### Written exercise
Each entry needs to be restated exactly as written.

### Data supplied
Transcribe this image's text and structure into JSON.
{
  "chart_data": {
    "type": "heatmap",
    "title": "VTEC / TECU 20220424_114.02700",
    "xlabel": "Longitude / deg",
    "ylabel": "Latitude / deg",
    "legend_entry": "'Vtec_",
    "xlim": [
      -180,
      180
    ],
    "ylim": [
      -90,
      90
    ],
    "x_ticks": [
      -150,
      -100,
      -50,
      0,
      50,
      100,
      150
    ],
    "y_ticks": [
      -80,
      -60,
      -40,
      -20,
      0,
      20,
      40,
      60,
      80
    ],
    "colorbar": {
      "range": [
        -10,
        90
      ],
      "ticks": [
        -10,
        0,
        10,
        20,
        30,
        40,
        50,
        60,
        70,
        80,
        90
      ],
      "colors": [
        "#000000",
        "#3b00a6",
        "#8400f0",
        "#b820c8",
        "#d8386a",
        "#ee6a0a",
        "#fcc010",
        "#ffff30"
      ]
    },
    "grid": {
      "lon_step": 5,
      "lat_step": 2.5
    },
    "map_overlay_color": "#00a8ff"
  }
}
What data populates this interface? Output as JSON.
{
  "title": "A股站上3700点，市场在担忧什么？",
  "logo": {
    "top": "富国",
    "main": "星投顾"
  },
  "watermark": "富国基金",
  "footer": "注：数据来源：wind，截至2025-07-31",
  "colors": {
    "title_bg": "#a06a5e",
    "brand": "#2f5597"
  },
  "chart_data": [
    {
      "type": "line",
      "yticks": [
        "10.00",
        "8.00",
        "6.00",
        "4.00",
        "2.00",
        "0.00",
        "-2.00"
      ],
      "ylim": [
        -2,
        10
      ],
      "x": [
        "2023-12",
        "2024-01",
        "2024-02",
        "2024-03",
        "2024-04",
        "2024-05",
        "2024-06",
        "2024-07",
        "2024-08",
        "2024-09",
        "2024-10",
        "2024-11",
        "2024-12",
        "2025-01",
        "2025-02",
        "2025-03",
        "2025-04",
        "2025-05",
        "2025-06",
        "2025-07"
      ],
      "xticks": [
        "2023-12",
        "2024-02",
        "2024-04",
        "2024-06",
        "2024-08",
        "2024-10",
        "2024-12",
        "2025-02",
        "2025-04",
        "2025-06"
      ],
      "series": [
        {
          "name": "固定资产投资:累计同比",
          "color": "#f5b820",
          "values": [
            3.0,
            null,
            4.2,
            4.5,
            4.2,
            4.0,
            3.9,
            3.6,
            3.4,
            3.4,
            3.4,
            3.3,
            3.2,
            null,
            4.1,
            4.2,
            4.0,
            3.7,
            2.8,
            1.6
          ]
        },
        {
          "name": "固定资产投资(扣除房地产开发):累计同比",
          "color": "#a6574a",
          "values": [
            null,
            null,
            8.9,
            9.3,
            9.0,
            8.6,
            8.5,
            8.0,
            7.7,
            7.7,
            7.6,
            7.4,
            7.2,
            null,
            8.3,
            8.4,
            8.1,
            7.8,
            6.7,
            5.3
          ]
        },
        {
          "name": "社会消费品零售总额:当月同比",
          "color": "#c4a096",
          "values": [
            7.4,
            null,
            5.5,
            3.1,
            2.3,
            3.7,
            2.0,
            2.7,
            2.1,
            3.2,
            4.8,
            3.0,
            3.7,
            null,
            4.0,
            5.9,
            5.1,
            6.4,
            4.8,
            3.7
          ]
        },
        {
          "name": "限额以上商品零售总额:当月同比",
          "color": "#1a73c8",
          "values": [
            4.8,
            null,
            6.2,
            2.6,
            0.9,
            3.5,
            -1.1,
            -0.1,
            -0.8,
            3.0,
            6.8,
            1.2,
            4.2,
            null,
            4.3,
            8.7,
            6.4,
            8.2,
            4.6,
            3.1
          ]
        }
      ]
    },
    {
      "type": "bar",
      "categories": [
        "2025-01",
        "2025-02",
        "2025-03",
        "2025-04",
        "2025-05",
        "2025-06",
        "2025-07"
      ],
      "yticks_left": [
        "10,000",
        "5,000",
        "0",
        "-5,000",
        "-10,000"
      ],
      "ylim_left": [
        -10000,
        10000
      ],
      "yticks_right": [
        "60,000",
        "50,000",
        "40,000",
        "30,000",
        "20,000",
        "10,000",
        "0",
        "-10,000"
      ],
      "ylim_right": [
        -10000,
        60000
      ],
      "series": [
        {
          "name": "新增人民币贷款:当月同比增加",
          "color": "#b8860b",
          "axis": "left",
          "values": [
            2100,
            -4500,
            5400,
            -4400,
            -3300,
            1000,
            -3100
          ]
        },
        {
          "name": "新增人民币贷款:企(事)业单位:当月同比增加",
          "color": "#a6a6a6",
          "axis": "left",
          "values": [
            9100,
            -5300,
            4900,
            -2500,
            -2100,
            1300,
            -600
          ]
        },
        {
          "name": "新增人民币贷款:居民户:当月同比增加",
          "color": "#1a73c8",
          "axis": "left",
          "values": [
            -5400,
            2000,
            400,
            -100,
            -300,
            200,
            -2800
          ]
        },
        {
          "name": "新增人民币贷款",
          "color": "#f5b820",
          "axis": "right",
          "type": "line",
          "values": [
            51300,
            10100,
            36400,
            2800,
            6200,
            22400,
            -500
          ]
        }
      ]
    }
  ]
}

### Response for this exercise
Transcribe this image's text and structure into JSON.
{
  "chart_data": {
    "type": "heatmap",
    "title": "VTEC / TECU 20220424_114.02700",
    "xlabel": "Longitude / deg",
    "ylabel": "Latitude / deg",
    "legend_entry": "'Vtec_",
    "xlim": [
      -180,
      180
    ],
    "ylim": [
      -90,
      90
    ],
    "x_ticks": [
      -150,
      -100,
      -50,
      0,
      50,
      100,
      150
    ],
    "y_ticks": [
      -80,
      -60,
      -40,
      -20,
      0,
      20,
      40,
      60,
      80
    ],
    "colorbar": {
      "range": [
        -10,
        90
      ],
      "ticks": [
        -10,
        0,
        10,
        20,
        30,
        40,
        50,
        60,
        70,
        80,
        90
      ],
      "colors": [
        "#000000",
        "#3b00a6",
        "#8400f0",
        "#b820c8",
        "#d8386a",
        "#ee6a0a",
        "#fcc010",
        "#ffff30"
      ]
    },
    "grid": {
      "lon_step": 5,
      "lat_step": 2.5
    },
    "map_overlay_color": "#00a8ff"
  }
}
What data populates this interface? Output as JSON.
{
  "title": "A股站上3700点，市场在担忧什么？",
  "logo": {
    "top": "富国",
    "main": "星投顾"
  },
  "watermark": "富国基金",
  "footer": "注：数据来源：wind，截至2025-07-31",
  "colors": {
    "title_bg": "#a06a5e",
    "brand": "#2f5597"
  },
  "chart_data": [
    {
      "type": "line",
      "yticks": [
        "10.00",
        "8.00",
        "6.00",
        "4.00",
        "2.00",
        "0.00",
        "-2.00"
      ],
      "ylim": [
        -2,
        10
      ],
      "x": [
        "2023-12",
        "2024-01",
        "2024-02",
        "2024-03",
        "2024-04",
        "2024-05",
        "2024-06",
        "2024-07",
        "2024-08",
        "2024-09",
        "2024-10",
        "2024-11",
        "2024-12",
        "2025-01",
        "2025-02",
        "2025-03",
        "2025-04",
        "2025-05",
        "2025-06",
        "2025-07"
      ],
      "xticks": [
        "2023-12",
        "2024-02",
        "2024-04",
        "2024-06",
        "2024-08",
        "2024-10",
        "2024-12",
        "2025-02",
        "2025-04",
        "2025-06"
      ],
      "series": [
        {
          "name": "固定资产投资:累计同比",
          "color": "#f5b820",
          "values": [
            3.0,
            null,
            4.2,
            4.5,
            4.2,
            4.0,
            3.9,
            3.6,
            3.4,
            3.4,
            3.4,
            3.3,
            3.2,
            null,
            4.1,
            4.2,
            4.0,
            3.7,
            2.8,
            1.6
          ]
        },
        {
          "name": "固定资产投资(扣除房地产开发):累计同比",
          "color": "#a6574a",
          "values": [
            null,
            null,
            8.9,
            9.3,
            9.0,
            8.6,
            8.5,
            8.0,
            7.7,
            7.7,
            7.6,
            7.4,
            7.2,
            null,
            8.3,
            8.4,
            8.1,
            7.8,
            6.7,
            5.3
          ]
        },
        {
          "name": "社会消费品零售总额:当月同比",
          "color": "#c4a096",
          "values": [
            7.4,
            null,
            5.5,
            3.1,
            2.3,
            3.7,
            2.0,
            2.7,
            2.1,
            3.2,
            4.8,
            3.0,
            3.7,
            null,
            4.0,
            5.9,
            5.1,
            6.4,
            4.8,
            3.7
          ]
        },
        {
          "name": "限额以上商品零售总额:当月同比",
          "color": "#1a73c8",
          "values": [
            4.8,
            null,
            6.2,
            2.6,
            0.9,
            3.5,
            -1.1,
            -0.1,
            -0.8,
            3.0,
            6.8,
            1.2,
            4.2,
            null,
            4.3,
            8.7,
            6.4,
            8.2,
            4.6,
            3.1
          ]
        }
      ]
    },
    {
      "type": "bar",
      "categories": [
        "2025-01",
        "2025-02",
        "2025-03",
        "2025-04",
        "2025-05",
        "2025-06",
        "2025-07"
      ],
      "yticks_left": [
        "10,000",
        "5,000",
        "0",
        "-5,000",
        "-10,000"
      ],
      "ylim_left": [
        -10000,
        10000
      ],
      "yticks_right": [
        "60,000",
        "50,000",
        "40,000",
        "30,000",
        "20,000",
        "10,000",
        "0",
        "-10,000"
      ],
      "ylim_right": [
        -10000,
        60000
      ],
      "series": [
        {
          "name": "新增人民币贷款:当月同比增加",
          "color": "#b8860b",
          "axis": "left",
          "values": [
            2100,
            -4500,
            5400,
            -4400,
            -3300,
            1000,
            -3100
          ]
        },
        {
          "name": "新增人民币贷款:企(事)业单位:当月同比增加",
          "color": "#a6a6a6",
          "axis": "left",
          "values": [
            9100,
            -5300,
            4900,
            -2500,
            -2100,
            1300,
            -600
          ]
        },
        {
          "name": "新增人民币贷款:居民户:当月同比增加",
          "color": "#1a73c8",
          "axis": "left",
          "values": [
            -5400,
            2000,
            400,
            -100,
            -300,
            200,
            -2800
          ]
        },
        {
          "name": "新增人民币贷款",
          "color": "#f5b820",
          "axis": "right",
          "type": "line",
          "values": [
            51300,
            10100,
            36400,
            2800,
            6200,
            22400,
            -500
          ]
        }
      ]
    }
  ]
}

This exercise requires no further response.